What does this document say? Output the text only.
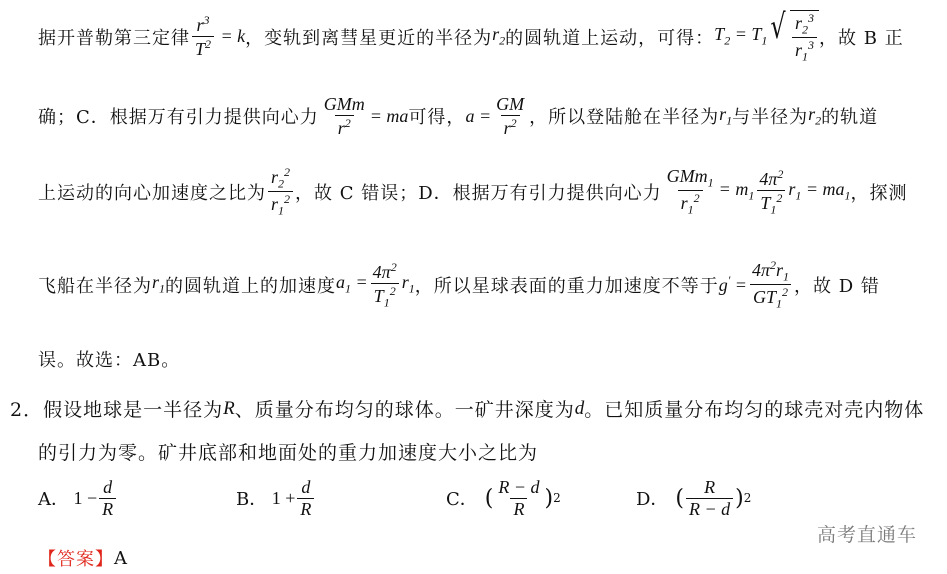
据开普勒第三定律 $\frac{r^3}{T^2} = k$ ，变轨到离彗星更近的半径为 $r_2$ 的圆轨道上运动，可得： $T_2 = T_1$ √ $\frac{r_2^3}{r_1^3}$ ，故 B 正
确；C．根据万有引力提供向心力 $\frac{\text{GMm}}{r^2}$ = ma 可得， $a = \frac{GM}{r^2}$ ，所以登陆舱在半径为 $r_1$ 与半径为 $r_2$ 的轨道
上运动的向心加速度之比为 $\frac{r_2^2}{r_1^2}$ ，故 C 错误；D．根据万有引力提供向心力 $\frac{GMm_1}{r_1^2} = m_1 \frac{4\pi^2}{T_1^2} r_1 = ma_1$ ，探测
飞船在半径为 $r_1$ 的圆轨道上的加速度 $a_1 = \frac{4\pi^2}{T_1^2} r_1$ ，所以星球表面的重力加速度不等于 $g' = \frac{4\pi^2r_1}{GT_1^2}$ ，故 D 错
误。故选：AB。
2． 假设地球是一半径为 R 、质量分布均匀的球体。一矿井深度为 d 。已知质量分布均匀的球壳对壳内物体
的引力为零。矿井底部和地面处的重力加速度大小之比为
A． $1 - \frac{d}{R}$	B． $1 + \frac{d}{R}$	C． ( $\frac{R - d}{R}$ ) 2	D． ( $\frac{R}{R - d}$ ) 2
【答案】 A
高考直通车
+++
== THE PROBLEM ==
Your copy should match the records word for word, with the pictures removed.

== EXERCISE RESPONSE ==
What does this document say? Output the text only.
据开普勒第三定律 $\frac{r^3}{T^2} = k$ ，变轨到离彗星更近的半径为 $r_2$ 的圆轨道上运动，可得： $T_2 = T_1$ √ $\frac{r_2^3}{r_1^3}$ ，故 B 正
确；C．根据万有引力提供向心力 $\frac{\text{GMm}}{r^2}$ = ma 可得， $a = \frac{GM}{r^2}$ ，所以登陆舱在半径为 $r_1$ 与半径为 $r_2$ 的轨道
上运动的向心加速度之比为 $\frac{r_2^2}{r_1^2}$ ，故 C 错误；D．根据万有引力提供向心力 $\frac{GMm_1}{r_1^2} = m_1 \frac{4\pi^2}{T_1^2} r_1 = ma_1$ ，探测
飞船在半径为 $r_1$ 的圆轨道上的加速度 $a_1 = \frac{4\pi^2}{T_1^2} r_1$ ，所以星球表面的重力加速度不等于 $g' = \frac{4\pi^2r_1}{GT_1^2}$ ，故 D 错
误。故选：AB。
2． 假设地球是一半径为 R 、质量分布均匀的球体。一矿井深度为 d 。已知质量分布均匀的球壳对壳内物体
的引力为零。矿井底部和地面处的重力加速度大小之比为
A． $1 - \frac{d}{R}$	B． $1 + \frac{d}{R}$	C． ( $\frac{R - d}{R}$ ) 2	D． ( $\frac{R}{R - d}$ ) 2
【答案】 A
高考直通车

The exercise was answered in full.